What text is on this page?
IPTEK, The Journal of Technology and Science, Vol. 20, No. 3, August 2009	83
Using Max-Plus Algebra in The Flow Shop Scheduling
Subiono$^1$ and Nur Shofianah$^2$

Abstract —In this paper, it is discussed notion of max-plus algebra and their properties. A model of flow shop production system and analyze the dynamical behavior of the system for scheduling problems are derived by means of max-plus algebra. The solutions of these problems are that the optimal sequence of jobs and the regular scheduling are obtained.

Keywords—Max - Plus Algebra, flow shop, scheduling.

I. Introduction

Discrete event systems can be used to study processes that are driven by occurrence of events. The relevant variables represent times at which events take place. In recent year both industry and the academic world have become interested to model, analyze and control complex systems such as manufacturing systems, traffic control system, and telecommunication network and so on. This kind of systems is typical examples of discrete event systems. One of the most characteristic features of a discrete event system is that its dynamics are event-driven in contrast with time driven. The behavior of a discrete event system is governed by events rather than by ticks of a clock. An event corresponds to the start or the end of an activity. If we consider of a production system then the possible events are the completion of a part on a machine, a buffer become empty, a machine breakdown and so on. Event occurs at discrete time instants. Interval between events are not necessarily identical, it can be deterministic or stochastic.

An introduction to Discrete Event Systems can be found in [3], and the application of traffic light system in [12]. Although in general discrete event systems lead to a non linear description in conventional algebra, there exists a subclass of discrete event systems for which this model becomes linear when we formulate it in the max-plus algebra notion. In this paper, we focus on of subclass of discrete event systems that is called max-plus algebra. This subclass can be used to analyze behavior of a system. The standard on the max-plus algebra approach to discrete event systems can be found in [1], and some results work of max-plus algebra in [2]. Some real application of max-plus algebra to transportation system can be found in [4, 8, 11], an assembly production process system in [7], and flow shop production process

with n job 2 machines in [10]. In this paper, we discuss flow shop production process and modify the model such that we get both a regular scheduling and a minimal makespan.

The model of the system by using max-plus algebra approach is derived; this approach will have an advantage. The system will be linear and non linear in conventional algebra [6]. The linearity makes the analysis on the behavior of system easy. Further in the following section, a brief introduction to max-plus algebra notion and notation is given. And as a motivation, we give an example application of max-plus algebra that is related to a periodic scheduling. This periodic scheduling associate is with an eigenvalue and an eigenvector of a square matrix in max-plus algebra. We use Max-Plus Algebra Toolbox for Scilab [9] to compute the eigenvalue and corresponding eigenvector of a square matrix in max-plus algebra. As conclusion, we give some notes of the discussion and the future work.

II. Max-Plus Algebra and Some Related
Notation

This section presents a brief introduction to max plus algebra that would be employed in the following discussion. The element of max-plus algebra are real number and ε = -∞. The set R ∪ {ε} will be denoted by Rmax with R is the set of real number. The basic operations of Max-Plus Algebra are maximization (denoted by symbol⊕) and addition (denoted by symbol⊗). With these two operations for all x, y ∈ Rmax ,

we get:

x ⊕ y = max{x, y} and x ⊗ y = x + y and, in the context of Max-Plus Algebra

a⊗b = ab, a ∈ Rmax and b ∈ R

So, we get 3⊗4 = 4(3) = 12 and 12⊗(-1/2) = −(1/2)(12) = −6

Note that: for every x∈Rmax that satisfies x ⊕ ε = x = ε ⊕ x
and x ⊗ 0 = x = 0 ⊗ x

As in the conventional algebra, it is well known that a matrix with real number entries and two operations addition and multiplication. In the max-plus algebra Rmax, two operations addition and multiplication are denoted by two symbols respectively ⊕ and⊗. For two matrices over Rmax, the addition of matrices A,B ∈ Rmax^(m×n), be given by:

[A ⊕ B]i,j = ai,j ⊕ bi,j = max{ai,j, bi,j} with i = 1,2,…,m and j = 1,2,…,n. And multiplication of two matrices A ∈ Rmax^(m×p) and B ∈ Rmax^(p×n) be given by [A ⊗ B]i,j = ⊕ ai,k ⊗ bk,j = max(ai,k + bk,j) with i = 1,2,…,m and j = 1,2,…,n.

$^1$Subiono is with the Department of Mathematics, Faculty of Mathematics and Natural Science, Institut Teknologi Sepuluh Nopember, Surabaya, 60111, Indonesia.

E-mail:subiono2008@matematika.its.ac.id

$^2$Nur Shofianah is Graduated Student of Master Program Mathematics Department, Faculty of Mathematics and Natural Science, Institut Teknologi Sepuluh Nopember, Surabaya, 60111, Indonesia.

▬▬▬▬▬▬▬▬▬▬

_Goal_: Copy out the whole listing exactly.

_Exercise output_:
What text is on this page?
IPTEK, The Journal of Technology and Science, Vol. 20, No. 3, August 2009	83
Using Max-Plus Algebra in The Flow Shop Scheduling
Subiono$^1$ and Nur Shofianah$^2$

Abstract —In this paper, it is discussed notion of max-plus algebra and their properties. A model of flow shop production system and analyze the dynamical behavior of the system for scheduling problems are derived by means of max-plus algebra. The solutions of these problems are that the optimal sequence of jobs and the regular scheduling are obtained.

Keywords—Max - Plus Algebra, flow shop, scheduling.

I. Introduction

Discrete event systems can be used to study processes that are driven by occurrence of events. The relevant variables represent times at which events take place. In recent year both industry and the academic world have become interested to model, analyze and control complex systems such as manufacturing systems, traffic control system, and telecommunication network and so on. This kind of systems is typical examples of discrete event systems. One of the most characteristic features of a discrete event system is that its dynamics are event-driven in contrast with time driven. The behavior of a discrete event system is governed by events rather than by ticks of a clock. An event corresponds to the start or the end of an activity. If we consider of a production system then the possible events are the completion of a part on a machine, a buffer become empty, a machine breakdown and so on. Event occurs at discrete time instants. Interval between events are not necessarily identical, it can be deterministic or stochastic.

An introduction to Discrete Event Systems can be found in [3], and the application of traffic light system in [12]. Although in general discrete event systems lead to a non linear description in conventional algebra, there exists a subclass of discrete event systems for which this model becomes linear when we formulate it in the max-plus algebra notion. In this paper, we focus on of subclass of discrete event systems that is called max-plus algebra. This subclass can be used to analyze behavior of a system. The standard on the max-plus algebra approach to discrete event systems can be found in [1], and some results work of max-plus algebra in [2]. Some real application of max-plus algebra to transportation system can be found in [4, 8, 11], an assembly production process system in [7], and flow shop production process

with n job 2 machines in [10]. In this paper, we discuss flow shop production process and modify the model such that we get both a regular scheduling and a minimal makespan.

The model of the system by using max-plus algebra approach is derived; this approach will have an advantage. The system will be linear and non linear in conventional algebra [6]. The linearity makes the analysis on the behavior of system easy. Further in the following section, a brief introduction to max-plus algebra notion and notation is given. And as a motivation, we give an example application of max-plus algebra that is related to a periodic scheduling. This periodic scheduling associate is with an eigenvalue and an eigenvector of a square matrix in max-plus algebra. We use Max-Plus Algebra Toolbox for Scilab [9] to compute the eigenvalue and corresponding eigenvector of a square matrix in max-plus algebra. As conclusion, we give some notes of the discussion and the future work.

II. Max-Plus Algebra and Some Related
Notation

This section presents a brief introduction to max plus algebra that would be employed in the following discussion. The element of max-plus algebra are real number and ε = -∞. The set R ∪ {ε} will be denoted by Rmax with R is the set of real number. The basic operations of Max-Plus Algebra are maximization (denoted by symbol⊕) and addition (denoted by symbol⊗). With these two operations for all x, y ∈ Rmax ,

we get:

x ⊕ y = max{x, y} and x ⊗ y = x + y and, in the context of Max-Plus Algebra

a⊗b = ab, a ∈ Rmax and b ∈ R

So, we get 3⊗4 = 4(3) = 12 and 12⊗(-1/2) = −(1/2)(12) = −6

Note that: for every x∈Rmax that satisfies x ⊕ ε = x = ε ⊕ x
and x ⊗ 0 = x = 0 ⊗ x

As in the conventional algebra, it is well known that a matrix with real number entries and two operations addition and multiplication. In the max-plus algebra Rmax, two operations addition and multiplication are denoted by two symbols respectively ⊕ and⊗. For two matrices over Rmax, the addition of matrices A,B ∈ Rmax^(m×n), be given by:

[A ⊕ B]i,j = ai,j ⊕ bi,j = max{ai,j, bi,j} with i = 1,2,…,m and j = 1,2,…,n. And multiplication of two matrices A ∈ Rmax^(m×p) and B ∈ Rmax^(p×n) be given by [A ⊗ B]i,j = ⊕ ai,k ⊗ bk,j = max(ai,k + bk,j) with i = 1,2,…,m and j = 1,2,…,n.

$^1$Subiono is with the Department of Mathematics, Faculty of Mathematics and Natural Science, Institut Teknologi Sepuluh Nopember, Surabaya, 60111, Indonesia.

E-mail:subiono2008@matematika.its.ac.id

$^2$Nur Shofianah is Graduated Student of Master Program Mathematics Department, Faculty of Mathematics and Natural Science, Institut Teknologi Sepuluh Nopember, Surabaya, 60111, Indonesia.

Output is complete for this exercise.